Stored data
## start
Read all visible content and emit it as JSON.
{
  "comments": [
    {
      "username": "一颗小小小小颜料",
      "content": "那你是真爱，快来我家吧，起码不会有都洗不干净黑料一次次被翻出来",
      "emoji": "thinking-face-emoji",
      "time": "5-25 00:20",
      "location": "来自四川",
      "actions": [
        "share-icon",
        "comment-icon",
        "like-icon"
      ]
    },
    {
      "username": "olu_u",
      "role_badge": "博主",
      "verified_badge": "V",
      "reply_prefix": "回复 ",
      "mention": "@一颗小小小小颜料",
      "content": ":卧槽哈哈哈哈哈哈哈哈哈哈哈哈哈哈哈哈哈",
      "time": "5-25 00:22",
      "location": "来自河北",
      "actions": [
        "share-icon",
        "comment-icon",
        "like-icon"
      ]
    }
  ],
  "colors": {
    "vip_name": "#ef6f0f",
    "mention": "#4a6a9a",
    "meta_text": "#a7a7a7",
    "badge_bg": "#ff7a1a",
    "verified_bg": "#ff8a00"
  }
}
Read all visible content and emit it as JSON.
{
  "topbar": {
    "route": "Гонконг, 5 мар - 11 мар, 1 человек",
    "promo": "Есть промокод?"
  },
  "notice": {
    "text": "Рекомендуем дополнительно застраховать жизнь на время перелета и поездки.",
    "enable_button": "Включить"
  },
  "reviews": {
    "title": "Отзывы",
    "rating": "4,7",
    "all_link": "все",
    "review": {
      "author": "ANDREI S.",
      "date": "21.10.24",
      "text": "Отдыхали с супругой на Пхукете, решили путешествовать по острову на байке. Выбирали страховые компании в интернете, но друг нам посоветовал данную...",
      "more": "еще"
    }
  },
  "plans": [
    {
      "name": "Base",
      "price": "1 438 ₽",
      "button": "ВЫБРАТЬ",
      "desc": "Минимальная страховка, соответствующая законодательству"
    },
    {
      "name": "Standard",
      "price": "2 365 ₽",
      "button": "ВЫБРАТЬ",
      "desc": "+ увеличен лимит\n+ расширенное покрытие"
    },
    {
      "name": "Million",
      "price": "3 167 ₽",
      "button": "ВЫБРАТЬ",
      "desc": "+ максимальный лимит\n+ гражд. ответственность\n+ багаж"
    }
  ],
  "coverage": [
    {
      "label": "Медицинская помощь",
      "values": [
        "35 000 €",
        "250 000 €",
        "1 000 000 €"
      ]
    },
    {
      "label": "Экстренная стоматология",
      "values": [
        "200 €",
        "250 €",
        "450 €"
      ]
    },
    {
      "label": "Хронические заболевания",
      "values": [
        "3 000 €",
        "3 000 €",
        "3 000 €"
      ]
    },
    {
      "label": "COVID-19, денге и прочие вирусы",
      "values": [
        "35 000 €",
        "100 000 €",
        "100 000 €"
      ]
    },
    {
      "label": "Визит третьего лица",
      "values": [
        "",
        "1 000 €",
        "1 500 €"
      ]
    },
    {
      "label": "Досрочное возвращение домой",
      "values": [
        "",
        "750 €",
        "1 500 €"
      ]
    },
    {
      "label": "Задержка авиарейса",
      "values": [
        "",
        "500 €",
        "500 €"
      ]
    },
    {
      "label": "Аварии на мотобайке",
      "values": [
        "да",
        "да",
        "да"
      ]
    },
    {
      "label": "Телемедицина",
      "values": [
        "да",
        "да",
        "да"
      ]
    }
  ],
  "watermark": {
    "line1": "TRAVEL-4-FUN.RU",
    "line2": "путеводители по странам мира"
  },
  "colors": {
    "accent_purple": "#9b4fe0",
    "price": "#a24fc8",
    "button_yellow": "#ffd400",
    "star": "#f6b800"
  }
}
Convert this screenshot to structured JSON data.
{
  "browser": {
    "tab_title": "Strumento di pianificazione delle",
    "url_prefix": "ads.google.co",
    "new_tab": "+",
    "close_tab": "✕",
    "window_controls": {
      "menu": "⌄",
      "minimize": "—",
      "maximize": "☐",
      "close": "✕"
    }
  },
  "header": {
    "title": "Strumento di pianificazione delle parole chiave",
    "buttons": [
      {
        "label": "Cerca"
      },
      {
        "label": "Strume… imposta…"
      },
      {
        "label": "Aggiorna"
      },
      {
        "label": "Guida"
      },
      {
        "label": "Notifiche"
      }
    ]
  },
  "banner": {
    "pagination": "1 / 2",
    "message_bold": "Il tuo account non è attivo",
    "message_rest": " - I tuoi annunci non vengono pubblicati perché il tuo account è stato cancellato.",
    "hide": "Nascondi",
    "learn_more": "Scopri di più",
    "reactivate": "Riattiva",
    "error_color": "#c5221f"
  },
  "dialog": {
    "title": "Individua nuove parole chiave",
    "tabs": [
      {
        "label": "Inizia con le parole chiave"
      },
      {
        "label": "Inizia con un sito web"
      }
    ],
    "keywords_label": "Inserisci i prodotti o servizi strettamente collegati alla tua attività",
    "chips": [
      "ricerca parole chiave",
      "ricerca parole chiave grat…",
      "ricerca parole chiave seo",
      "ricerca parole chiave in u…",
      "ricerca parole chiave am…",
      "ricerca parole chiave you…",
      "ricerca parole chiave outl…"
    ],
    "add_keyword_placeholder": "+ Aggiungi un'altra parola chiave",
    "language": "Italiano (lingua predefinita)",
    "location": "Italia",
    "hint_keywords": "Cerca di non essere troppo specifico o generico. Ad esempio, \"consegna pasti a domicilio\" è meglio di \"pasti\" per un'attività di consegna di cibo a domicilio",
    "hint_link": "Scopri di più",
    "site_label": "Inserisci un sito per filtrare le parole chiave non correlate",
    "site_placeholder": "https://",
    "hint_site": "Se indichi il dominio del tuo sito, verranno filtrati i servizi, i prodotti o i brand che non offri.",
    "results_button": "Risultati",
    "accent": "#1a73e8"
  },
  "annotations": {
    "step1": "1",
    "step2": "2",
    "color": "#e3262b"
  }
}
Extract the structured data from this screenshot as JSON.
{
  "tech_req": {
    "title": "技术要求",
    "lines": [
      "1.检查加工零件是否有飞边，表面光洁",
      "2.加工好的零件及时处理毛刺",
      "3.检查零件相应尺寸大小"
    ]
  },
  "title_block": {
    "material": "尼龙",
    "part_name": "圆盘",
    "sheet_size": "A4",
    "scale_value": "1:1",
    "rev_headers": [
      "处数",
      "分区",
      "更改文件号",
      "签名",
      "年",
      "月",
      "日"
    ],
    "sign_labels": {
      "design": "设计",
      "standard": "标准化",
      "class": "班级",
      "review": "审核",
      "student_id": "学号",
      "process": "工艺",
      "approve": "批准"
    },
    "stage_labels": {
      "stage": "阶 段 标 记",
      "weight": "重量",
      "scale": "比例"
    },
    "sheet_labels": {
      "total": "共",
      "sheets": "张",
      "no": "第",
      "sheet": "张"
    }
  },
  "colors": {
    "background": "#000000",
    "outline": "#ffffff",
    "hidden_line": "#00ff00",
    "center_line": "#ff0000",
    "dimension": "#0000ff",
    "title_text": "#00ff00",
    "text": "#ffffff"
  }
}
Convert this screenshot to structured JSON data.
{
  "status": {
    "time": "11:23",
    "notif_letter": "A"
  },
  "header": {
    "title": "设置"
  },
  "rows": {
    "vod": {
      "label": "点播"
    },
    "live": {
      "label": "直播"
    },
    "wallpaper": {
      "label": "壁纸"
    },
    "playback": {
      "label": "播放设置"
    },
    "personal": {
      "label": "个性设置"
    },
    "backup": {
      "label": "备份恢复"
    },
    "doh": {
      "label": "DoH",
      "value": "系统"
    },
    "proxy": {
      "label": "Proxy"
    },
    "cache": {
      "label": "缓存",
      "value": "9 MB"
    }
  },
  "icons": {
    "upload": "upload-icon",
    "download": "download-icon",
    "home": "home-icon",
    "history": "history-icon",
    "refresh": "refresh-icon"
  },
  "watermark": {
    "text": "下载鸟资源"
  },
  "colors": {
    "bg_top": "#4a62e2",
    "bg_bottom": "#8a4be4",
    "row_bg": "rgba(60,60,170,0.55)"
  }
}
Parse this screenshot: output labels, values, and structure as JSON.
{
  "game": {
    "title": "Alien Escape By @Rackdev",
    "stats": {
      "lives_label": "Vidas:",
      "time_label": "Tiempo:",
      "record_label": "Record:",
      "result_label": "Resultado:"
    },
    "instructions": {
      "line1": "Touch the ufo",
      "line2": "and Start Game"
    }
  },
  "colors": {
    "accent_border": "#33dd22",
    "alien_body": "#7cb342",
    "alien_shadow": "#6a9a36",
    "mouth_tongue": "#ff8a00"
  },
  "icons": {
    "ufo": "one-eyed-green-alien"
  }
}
## end
Take the line with "Parse this screenshot: output" and all lines after it through the end of the records, and write them out exactly; include nothing else.

Parse this screenshot: output labels, values, and structure as JSON.
{
  "game": {
    "title": "Alien Escape By @Rackdev",
    "stats": {
      "lives_label": "Vidas:",
      "time_label": "Tiempo:",
      "record_label": "Record:",
      "result_label": "Resultado:"
    },
    "instructions": {
      "line1": "Touch the ufo",
      "line2": "and Start Game"
    }
  },
  "colors": {
    "accent_border": "#33dd22",
    "alien_body": "#7cb342",
    "alien_shadow": "#6a9a36",
    "mouth_tongue": "#ff8a00"
  },
  "icons": {
    "ufo": "one-eyed-green-alien"
  }
}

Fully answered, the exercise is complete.